▶ **Stated problem**
From the passage on ππ scattering below, list every reaction it gives as a coupled channel that must be considered, at minimum, for D-wave multichannel ππ scattering.

▶ **Passage to read**
Considering S-wave multichannel $\pi \pi$ scattering in the final ${\pi }^0{\pi }^0$ state, we shall deal with the 3-channel case, i.e., with the reactions $\pi \pi \to \pi \pi ,K\overline{K},\eta \eta$. In Ref. [17] it was shown that this is a minimal number of coupled channels needed to obtain correct values for the $f_0$-resonance parameters in the analysis of multichannel $\pi \pi$ scattering data. For the D-wave multichannel $\pi \pi$ scattering one ought to consider, as minimum, four coupled channels: $\pi \pi \to \pi \pi ,\left(2\pi \right)\left(2\pi \right),K\overline{K},\eta \eta$ [16]. We use the following relation between the T-matrix and S-matrix ${\left(T_0^0\right)}_{ij}=\sqrt{s}/\left(4ik\right)[{\left(S_0^0\right)}_{ij}-1]$. Therefore, redenoting in Equation (8) $a_{J=0\lambda =0}^{I=0}(\gamma \gamma \to n)\equiv a(\gamma \gamma \to n)$ and $a_{J=2\lambda =2}^{I=0}(\gamma \gamma \to n)\equiv b(\gamma \gamma \to n)$, we write the S- and D-wave amplitudes as

$$\begin{array}{ccc}\hfill F_{00}^{I=0}(\gamma \gamma \to {\pi }^0{\pi }^0)& =& a(\gamma \gamma \to {\pi }^{+}{\pi }^{-})T_0^{I=0}({\pi }^{+}{\pi }^{-}\to {\pi }^0{\pi }^0)\hfill \\ & +& a(\gamma \gamma \to K^{+}{K}^{-})T_0^{I=0}(K^{+}{K}^{-}\to {\pi }^0{\pi }^0)\hfill \\ & +& a(\gamma \gamma \to \eta \eta )T_0^{I=0}(\eta \eta \to {\pi }^0{\pi }^0),\hfill \end{array}$$

(11)

▶ **Source excerpt**
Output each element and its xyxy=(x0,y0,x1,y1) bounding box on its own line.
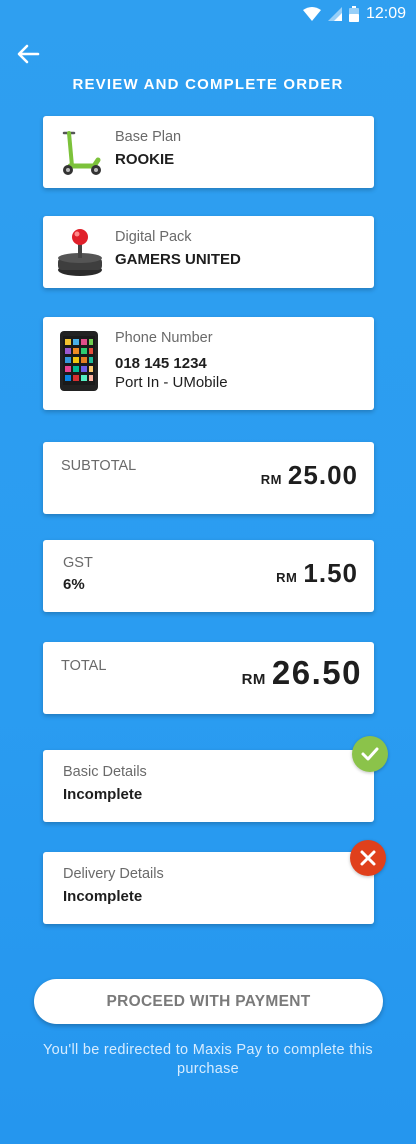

▶ **Solution for this problem**
ππ → ππ
ππ → (2π)(2π)
ππ → KK̄
ππ → ηη